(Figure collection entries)
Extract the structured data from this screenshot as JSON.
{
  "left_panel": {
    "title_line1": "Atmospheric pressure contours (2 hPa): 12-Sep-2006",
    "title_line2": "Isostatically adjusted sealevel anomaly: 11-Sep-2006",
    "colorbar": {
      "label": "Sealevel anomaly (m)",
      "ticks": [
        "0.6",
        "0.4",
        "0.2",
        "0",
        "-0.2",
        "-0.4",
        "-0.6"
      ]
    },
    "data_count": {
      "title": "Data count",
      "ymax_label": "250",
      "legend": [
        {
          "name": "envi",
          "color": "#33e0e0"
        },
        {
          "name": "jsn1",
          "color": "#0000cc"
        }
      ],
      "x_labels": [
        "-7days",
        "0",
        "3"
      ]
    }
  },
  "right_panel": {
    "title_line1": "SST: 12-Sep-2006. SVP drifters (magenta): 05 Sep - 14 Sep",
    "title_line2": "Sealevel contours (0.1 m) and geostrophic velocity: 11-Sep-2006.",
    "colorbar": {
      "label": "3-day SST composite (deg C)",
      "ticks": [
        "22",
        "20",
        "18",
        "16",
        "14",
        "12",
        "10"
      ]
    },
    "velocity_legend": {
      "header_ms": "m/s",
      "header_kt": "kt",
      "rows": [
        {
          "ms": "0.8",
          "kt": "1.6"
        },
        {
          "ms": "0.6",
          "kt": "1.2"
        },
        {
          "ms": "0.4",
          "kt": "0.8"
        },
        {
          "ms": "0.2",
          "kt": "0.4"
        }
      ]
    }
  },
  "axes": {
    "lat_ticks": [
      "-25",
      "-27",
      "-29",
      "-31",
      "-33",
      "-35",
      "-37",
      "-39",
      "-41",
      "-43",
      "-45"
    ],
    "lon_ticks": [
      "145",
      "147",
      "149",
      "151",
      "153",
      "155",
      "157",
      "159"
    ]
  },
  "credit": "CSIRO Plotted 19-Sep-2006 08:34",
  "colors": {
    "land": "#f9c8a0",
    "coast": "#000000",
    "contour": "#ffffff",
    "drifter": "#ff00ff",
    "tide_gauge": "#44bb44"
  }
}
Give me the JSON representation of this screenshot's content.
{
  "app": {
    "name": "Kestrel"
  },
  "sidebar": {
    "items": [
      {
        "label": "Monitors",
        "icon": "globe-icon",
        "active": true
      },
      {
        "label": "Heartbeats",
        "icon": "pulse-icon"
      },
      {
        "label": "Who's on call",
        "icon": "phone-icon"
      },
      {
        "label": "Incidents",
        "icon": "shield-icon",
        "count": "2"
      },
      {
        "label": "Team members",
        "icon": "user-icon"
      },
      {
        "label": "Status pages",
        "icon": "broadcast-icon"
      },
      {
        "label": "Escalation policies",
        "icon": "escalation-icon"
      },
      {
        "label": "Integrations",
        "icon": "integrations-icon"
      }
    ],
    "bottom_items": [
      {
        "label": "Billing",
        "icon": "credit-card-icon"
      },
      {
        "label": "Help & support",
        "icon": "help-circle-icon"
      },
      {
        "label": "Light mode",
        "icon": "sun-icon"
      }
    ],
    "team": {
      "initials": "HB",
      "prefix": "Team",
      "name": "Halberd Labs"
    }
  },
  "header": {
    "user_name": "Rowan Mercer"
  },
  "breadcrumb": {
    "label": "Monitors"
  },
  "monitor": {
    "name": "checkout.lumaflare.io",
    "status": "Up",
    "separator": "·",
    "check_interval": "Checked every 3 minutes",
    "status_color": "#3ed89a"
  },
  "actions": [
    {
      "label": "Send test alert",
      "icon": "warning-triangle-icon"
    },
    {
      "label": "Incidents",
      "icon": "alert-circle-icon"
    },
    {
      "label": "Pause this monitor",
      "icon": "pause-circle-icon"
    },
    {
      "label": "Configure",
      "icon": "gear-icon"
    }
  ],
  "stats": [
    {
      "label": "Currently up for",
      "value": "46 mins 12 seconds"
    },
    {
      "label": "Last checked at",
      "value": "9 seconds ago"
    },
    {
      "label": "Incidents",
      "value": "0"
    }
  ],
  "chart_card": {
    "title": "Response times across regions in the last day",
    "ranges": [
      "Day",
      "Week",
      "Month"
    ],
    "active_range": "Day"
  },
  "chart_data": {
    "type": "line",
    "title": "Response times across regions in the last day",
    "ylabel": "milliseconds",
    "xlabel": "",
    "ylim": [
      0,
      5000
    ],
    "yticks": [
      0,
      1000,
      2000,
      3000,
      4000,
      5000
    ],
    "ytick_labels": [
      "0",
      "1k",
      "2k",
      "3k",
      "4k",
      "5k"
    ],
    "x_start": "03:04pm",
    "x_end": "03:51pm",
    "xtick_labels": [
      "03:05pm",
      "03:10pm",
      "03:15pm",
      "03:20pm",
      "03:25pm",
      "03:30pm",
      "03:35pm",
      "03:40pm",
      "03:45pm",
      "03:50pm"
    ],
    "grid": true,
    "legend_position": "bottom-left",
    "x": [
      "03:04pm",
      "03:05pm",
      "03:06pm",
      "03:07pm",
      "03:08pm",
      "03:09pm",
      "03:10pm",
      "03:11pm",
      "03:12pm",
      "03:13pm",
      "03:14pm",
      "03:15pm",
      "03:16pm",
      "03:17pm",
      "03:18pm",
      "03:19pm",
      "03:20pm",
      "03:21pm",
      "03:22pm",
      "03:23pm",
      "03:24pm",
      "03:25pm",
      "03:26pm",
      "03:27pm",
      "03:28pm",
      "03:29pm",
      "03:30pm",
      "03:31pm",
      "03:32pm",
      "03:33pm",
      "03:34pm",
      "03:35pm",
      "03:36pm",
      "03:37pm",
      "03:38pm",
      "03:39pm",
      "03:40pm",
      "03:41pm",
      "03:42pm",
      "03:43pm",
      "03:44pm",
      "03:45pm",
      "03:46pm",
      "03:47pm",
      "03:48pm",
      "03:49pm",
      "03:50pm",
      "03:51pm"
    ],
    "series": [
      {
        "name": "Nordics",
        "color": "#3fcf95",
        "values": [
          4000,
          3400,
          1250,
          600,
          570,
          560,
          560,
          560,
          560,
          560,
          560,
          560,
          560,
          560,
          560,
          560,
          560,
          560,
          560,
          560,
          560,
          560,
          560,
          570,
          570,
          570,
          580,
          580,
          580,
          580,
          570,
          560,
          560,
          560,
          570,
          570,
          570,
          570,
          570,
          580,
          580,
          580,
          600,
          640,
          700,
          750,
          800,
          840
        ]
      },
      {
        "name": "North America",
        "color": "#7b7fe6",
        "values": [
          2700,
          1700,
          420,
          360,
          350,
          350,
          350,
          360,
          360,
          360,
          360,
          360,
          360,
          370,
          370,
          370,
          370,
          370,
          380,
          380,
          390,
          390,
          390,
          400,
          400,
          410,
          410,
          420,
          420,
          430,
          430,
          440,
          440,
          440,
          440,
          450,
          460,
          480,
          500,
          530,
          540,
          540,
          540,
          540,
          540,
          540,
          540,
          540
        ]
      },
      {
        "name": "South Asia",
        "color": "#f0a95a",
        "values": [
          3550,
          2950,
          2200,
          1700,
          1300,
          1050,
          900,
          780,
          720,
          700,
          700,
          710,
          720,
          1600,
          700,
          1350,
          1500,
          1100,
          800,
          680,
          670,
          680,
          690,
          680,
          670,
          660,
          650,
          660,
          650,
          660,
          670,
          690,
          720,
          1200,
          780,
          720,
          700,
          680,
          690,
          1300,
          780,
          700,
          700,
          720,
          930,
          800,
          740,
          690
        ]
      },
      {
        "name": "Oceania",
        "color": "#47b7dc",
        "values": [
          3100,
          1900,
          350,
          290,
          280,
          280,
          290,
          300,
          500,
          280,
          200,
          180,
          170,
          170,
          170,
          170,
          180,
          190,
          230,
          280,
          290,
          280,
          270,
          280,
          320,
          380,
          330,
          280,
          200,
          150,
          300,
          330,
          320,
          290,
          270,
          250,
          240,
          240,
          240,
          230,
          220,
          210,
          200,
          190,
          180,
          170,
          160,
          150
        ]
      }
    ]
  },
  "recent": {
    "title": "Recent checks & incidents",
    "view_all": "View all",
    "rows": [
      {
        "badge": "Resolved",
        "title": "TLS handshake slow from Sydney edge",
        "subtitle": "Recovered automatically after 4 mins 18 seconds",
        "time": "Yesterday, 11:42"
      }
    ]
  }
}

Objective:
Copy each line of the data above that holds "contours".

Reply:
    "title_line1": "Atmospheric pressure contours (2 hPa): 12-Sep-2006",
    "title_line2": "Sealevel contours (0.1 m) and geostrophic velocity: 11-Sep-2006.",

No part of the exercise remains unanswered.